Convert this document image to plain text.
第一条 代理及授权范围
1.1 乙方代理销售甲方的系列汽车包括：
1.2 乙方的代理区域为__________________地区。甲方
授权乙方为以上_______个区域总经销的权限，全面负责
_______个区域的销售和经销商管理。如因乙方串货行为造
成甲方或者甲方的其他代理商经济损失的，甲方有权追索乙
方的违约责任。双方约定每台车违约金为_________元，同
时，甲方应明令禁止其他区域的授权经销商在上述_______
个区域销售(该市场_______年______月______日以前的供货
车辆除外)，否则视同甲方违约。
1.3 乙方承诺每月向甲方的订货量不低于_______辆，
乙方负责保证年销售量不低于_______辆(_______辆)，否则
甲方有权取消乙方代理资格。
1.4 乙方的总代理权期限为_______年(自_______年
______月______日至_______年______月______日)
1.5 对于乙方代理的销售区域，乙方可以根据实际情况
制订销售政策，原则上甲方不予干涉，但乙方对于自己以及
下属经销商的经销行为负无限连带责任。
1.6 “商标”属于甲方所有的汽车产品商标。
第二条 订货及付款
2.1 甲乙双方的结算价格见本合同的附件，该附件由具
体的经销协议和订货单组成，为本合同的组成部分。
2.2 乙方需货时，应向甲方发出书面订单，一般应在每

────────────────

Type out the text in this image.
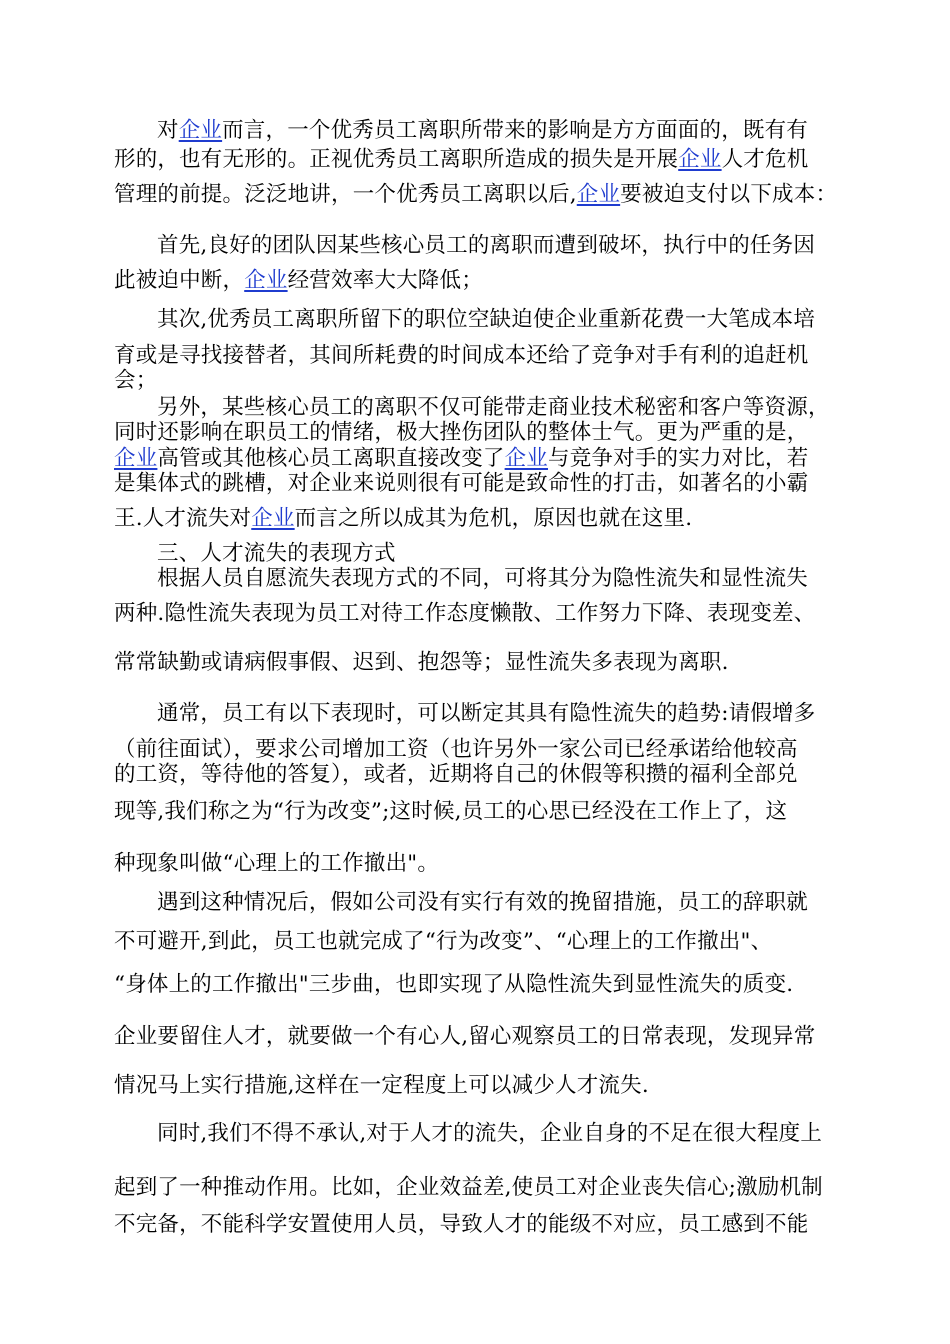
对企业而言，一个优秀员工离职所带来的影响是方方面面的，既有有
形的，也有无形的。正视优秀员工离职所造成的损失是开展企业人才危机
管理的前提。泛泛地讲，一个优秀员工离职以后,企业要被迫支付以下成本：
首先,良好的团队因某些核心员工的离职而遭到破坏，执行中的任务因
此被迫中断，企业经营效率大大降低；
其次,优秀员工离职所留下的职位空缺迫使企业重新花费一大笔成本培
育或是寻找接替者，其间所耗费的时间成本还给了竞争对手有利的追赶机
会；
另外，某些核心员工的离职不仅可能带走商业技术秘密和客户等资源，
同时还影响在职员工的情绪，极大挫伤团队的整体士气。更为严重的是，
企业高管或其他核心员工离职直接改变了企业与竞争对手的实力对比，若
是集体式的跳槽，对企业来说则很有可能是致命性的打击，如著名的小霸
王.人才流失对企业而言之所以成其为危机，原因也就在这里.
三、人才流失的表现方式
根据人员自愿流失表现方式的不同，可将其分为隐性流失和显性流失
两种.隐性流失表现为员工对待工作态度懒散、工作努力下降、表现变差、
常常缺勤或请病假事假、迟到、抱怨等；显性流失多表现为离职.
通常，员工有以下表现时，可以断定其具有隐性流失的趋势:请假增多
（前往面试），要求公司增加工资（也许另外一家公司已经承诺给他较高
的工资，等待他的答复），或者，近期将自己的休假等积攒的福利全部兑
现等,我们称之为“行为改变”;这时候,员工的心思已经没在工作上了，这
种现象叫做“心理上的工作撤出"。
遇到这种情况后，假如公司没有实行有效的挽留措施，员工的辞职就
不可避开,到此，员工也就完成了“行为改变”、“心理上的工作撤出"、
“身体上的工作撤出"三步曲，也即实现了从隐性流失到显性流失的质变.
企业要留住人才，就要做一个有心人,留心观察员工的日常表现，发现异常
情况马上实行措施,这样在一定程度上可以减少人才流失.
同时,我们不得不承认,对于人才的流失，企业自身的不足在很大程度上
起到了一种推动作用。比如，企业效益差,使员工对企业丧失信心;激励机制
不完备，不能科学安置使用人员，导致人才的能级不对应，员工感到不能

────────────────

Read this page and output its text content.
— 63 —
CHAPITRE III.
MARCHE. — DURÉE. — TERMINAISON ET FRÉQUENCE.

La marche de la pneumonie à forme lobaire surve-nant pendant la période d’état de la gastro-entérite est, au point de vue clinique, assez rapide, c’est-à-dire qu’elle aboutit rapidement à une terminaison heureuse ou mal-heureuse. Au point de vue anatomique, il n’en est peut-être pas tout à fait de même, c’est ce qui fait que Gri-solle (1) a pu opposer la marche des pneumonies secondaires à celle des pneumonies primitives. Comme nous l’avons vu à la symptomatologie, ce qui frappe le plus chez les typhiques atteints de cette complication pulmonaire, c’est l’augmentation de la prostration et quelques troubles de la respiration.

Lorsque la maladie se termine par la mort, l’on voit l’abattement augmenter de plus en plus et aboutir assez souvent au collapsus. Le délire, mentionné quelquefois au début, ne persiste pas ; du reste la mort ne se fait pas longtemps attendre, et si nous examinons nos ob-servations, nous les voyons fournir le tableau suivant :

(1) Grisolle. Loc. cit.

────────────────

WORK REQUIRED:
Return the lines of the records that include the string "心理上的工作撤出".

RESULT FOR THIS TASK:
种现象叫做“心理上的工作撤出"。
不可避开,到此，员工也就完成了“行为改变”、“心理上的工作撤出"、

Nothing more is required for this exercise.